▸ **DATASET RECORDS**:
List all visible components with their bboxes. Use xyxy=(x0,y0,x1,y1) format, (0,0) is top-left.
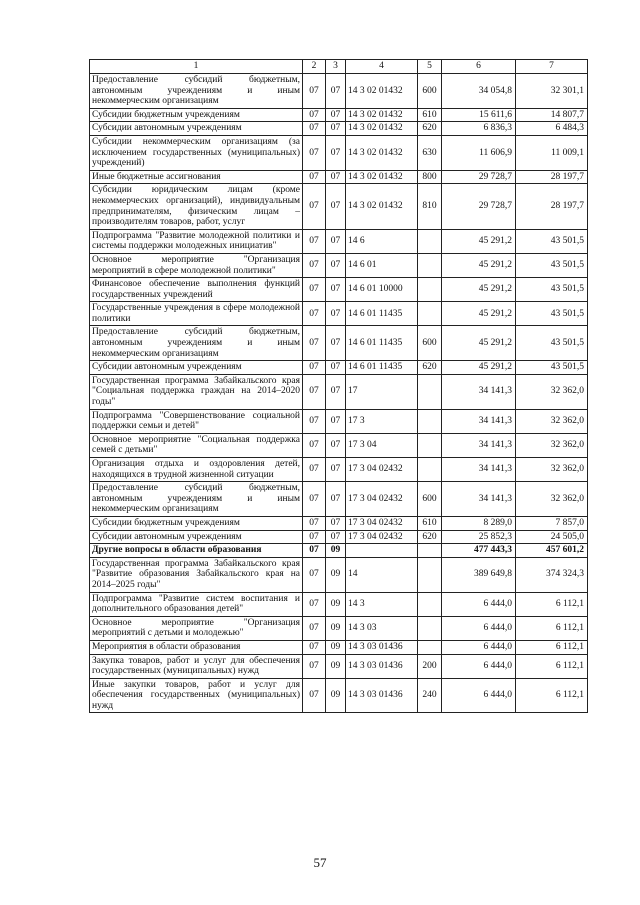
target-article-cell: 14 3 02 01432 xyxy=(346,108,418,122)
subsection-code-cell: 09 xyxy=(326,544,346,558)
expense-type-cell xyxy=(418,616,442,640)
section-code-cell: 07 xyxy=(303,557,326,592)
table-row xyxy=(90,122,588,136)
table-row xyxy=(90,326,588,361)
subsection-code-cell: 07 xyxy=(326,326,346,361)
amount-year1-cell: 29 728,7 xyxy=(442,184,516,229)
expense-type-cell: 810 xyxy=(418,184,442,229)
section-code-cell: 07 xyxy=(303,409,326,433)
expense-type-cell: 600 xyxy=(418,326,442,361)
amount-year1-cell: 6 444,0 xyxy=(442,616,516,640)
row-name-cell: Основное мероприятие "Организация мероприятий в сфере молодежной политики" xyxy=(90,253,303,277)
table-row xyxy=(90,557,588,592)
subsection-code-cell: 07 xyxy=(326,409,346,433)
table-row xyxy=(90,678,588,713)
row-name-cell: Другие вопросы в области образования xyxy=(90,544,303,558)
header-cell: 5 xyxy=(418,60,442,74)
header-cell: 1 xyxy=(90,60,303,74)
target-article-cell: 17 3 xyxy=(346,409,418,433)
amount-year2-cell: 32 362,0 xyxy=(516,409,588,433)
target-article-cell: 14 6 01 11435 xyxy=(346,361,418,375)
amount-year1-cell: 8 289,0 xyxy=(442,516,516,530)
target-article-cell: 14 3 02 01432 xyxy=(346,74,418,109)
amount-year2-cell: 43 501,5 xyxy=(516,361,588,375)
row-name-cell: Субсидии автономным учреждениям xyxy=(90,530,303,544)
target-article-cell: 14 6 xyxy=(346,229,418,253)
expense-type-cell: 620 xyxy=(418,530,442,544)
section-code-cell: 07 xyxy=(303,170,326,184)
table-row xyxy=(90,482,588,517)
section-code-cell: 07 xyxy=(303,640,326,654)
amount-year2-cell: 6 484,3 xyxy=(516,122,588,136)
target-article-cell: 17 3 04 xyxy=(346,433,418,457)
subsection-code-cell: 07 xyxy=(326,135,346,170)
target-article-cell: 14 3 03 01436 xyxy=(346,678,418,713)
expense-type-cell xyxy=(418,557,442,592)
expense-type-cell xyxy=(418,544,442,558)
amount-year1-cell: 6 444,0 xyxy=(442,640,516,654)
table-row xyxy=(90,135,588,170)
subsection-code-cell: 09 xyxy=(326,616,346,640)
section-code-cell: 07 xyxy=(303,530,326,544)
subsection-code-cell: 09 xyxy=(326,678,346,713)
amount-year2-cell: 32 362,0 xyxy=(516,374,588,409)
subsection-code-cell: 07 xyxy=(326,433,346,457)
amount-year1-cell: 34 141,3 xyxy=(442,374,516,409)
subsection-code-cell: 07 xyxy=(326,530,346,544)
expense-type-cell: 800 xyxy=(418,170,442,184)
table-row xyxy=(90,544,588,558)
expense-type-cell: 240 xyxy=(418,678,442,713)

▸ **STATED PROBLEM**:
Return every line of the entries above word for word, leaving out the picture.

▸ **PROBLEM SOLUTION**:
List all visible components with their bboxes. Use xyxy=(x0,y0,x1,y1) format, (0,0) is top-left.
target-article-cell: 14 3 02 01432 xyxy=(346,108,418,122)
subsection-code-cell: 09 xyxy=(326,544,346,558)
expense-type-cell xyxy=(418,616,442,640)
section-code-cell: 07 xyxy=(303,557,326,592)
table-row xyxy=(90,122,588,136)
table-row xyxy=(90,326,588,361)
subsection-code-cell: 07 xyxy=(326,326,346,361)
amount-year1-cell: 29 728,7 xyxy=(442,184,516,229)
expense-type-cell: 810 xyxy=(418,184,442,229)
section-code-cell: 07 xyxy=(303,409,326,433)
expense-type-cell: 600 xyxy=(418,326,442,361)
amount-year1-cell: 6 444,0 xyxy=(442,616,516,640)
row-name-cell: Основное мероприятие "Организация мероприятий в сфере молодежной политики" xyxy=(90,253,303,277)
table-row xyxy=(90,557,588,592)
subsection-code-cell: 07 xyxy=(326,409,346,433)
table-row xyxy=(90,678,588,713)
row-name-cell: Другие вопросы в области образования xyxy=(90,544,303,558)
header-cell: 5 xyxy=(418,60,442,74)
header-cell: 1 xyxy=(90,60,303,74)
target-article-cell: 17 3 xyxy=(346,409,418,433)
amount-year2-cell: 32 362,0 xyxy=(516,409,588,433)
target-article-cell: 14 6 01 11435 xyxy=(346,361,418,375)
amount-year1-cell: 8 289,0 xyxy=(442,516,516,530)
target-article-cell: 14 3 02 01432 xyxy=(346,74,418,109)
amount-year2-cell: 43 501,5 xyxy=(516,361,588,375)
row-name-cell: Субсидии автономным учреждениям xyxy=(90,530,303,544)
target-article-cell: 14 6 xyxy=(346,229,418,253)
expense-type-cell: 620 xyxy=(418,530,442,544)
section-code-cell: 07 xyxy=(303,170,326,184)
table-row xyxy=(90,482,588,517)
section-code-cell: 07 xyxy=(303,640,326,654)
amount-year2-cell: 6 484,3 xyxy=(516,122,588,136)
target-article-cell: 17 3 04 xyxy=(346,433,418,457)
subsection-code-cell: 07 xyxy=(326,135,346,170)
target-article-cell: 14 3 03 01436 xyxy=(346,678,418,713)
expense-type-cell xyxy=(418,557,442,592)
expense-type-cell xyxy=(418,544,442,558)
amount-year1-cell: 6 444,0 xyxy=(442,640,516,654)
table-row xyxy=(90,135,588,170)
subsection-code-cell: 09 xyxy=(326,616,346,640)
section-code-cell: 07 xyxy=(303,530,326,544)
subsection-code-cell: 09 xyxy=(326,678,346,713)
amount-year2-cell: 32 362,0 xyxy=(516,374,588,409)
subsection-code-cell: 07 xyxy=(326,433,346,457)
amount-year1-cell: 34 141,3 xyxy=(442,374,516,409)
subsection-code-cell: 07 xyxy=(326,530,346,544)
expense-type-cell: 800 xyxy=(418,170,442,184)
table-row xyxy=(90,544,588,558)
expense-type-cell: 240 xyxy=(418,678,442,713)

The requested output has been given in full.